Extracts from a graphics dataset:
# # #

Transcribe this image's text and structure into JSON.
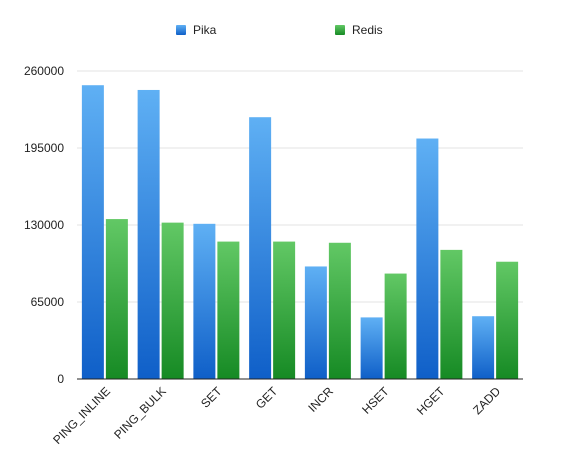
{
  "chart_data": {
    "type": "bar",
    "categories": [
      "PING_INLINE",
      "PING_BULK",
      "SET",
      "GET",
      "INCR",
      "HSET",
      "HGET",
      "ZADD"
    ],
    "series": [
      {
        "name": "Pika",
        "color": "#2f86de",
        "values": [
          248000,
          244000,
          131000,
          221000,
          95000,
          52000,
          203000,
          53000
        ]
      },
      {
        "name": "Redis",
        "color": "#3aa63e",
        "values": [
          135000,
          132000,
          116000,
          116000,
          115000,
          89000,
          109000,
          99000
        ]
      }
    ],
    "yticks": [
      "0",
      "65000",
      "130000",
      "195000",
      "260000"
    ],
    "ylim": [
      0,
      260000
    ],
    "grid": true,
    "legend_position": "top-center",
    "title": "",
    "xlabel": "",
    "ylabel": ""
  }
}
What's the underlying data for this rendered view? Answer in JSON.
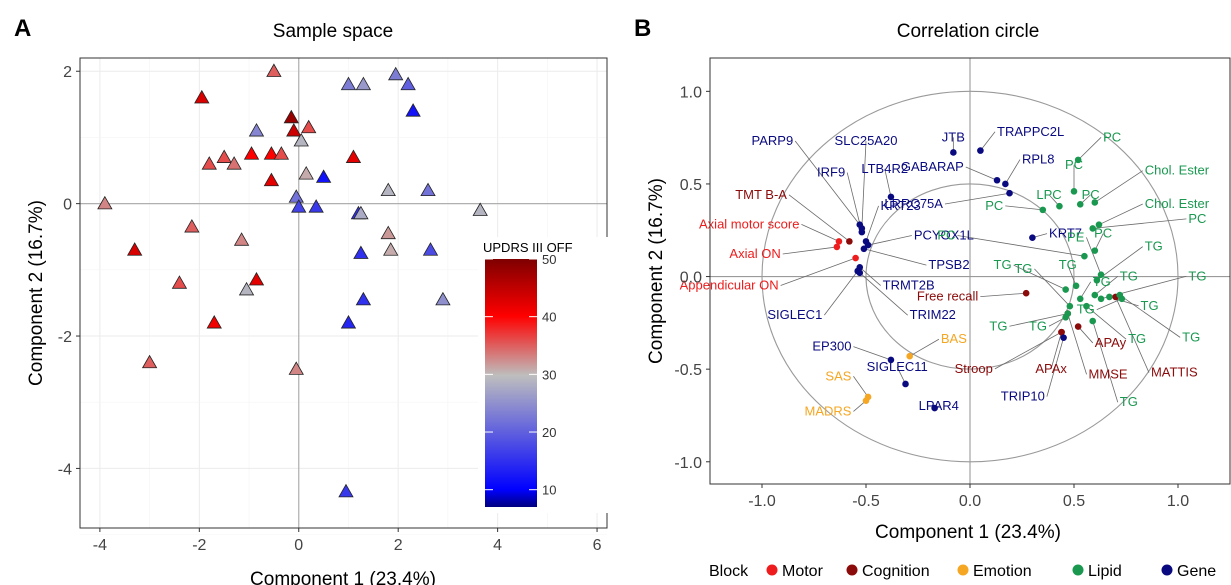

# # #

▸ Exercise
Transcribe the entries above verbatim, omitting their pictures.

▸ Correct output
Transcribe this image's text and structure into JSON.
{
  "chart_data": {
    "type": "bar",
    "categories": [
      "PING_INLINE",
      "PING_BULK",
      "SET",
      "GET",
      "INCR",
      "HSET",
      "HGET",
      "ZADD"
    ],
    "series": [
      {
        "name": "Pika",
        "color": "#2f86de",
        "values": [
          248000,
          244000,
          131000,
          221000,
          95000,
          52000,
          203000,
          53000
        ]
      },
      {
        "name": "Redis",
        "color": "#3aa63e",
        "values": [
          135000,
          132000,
          116000,
          116000,
          115000,
          89000,
          109000,
          99000
        ]
      }
    ],
    "yticks": [
      "0",
      "65000",
      "130000",
      "195000",
      "260000"
    ],
    "ylim": [
      0,
      260000
    ],
    "grid": true,
    "legend_position": "top-center",
    "title": "",
    "xlabel": "",
    "ylabel": ""
  }
}
What's the underlying data for this rendered view? Answer in JSON.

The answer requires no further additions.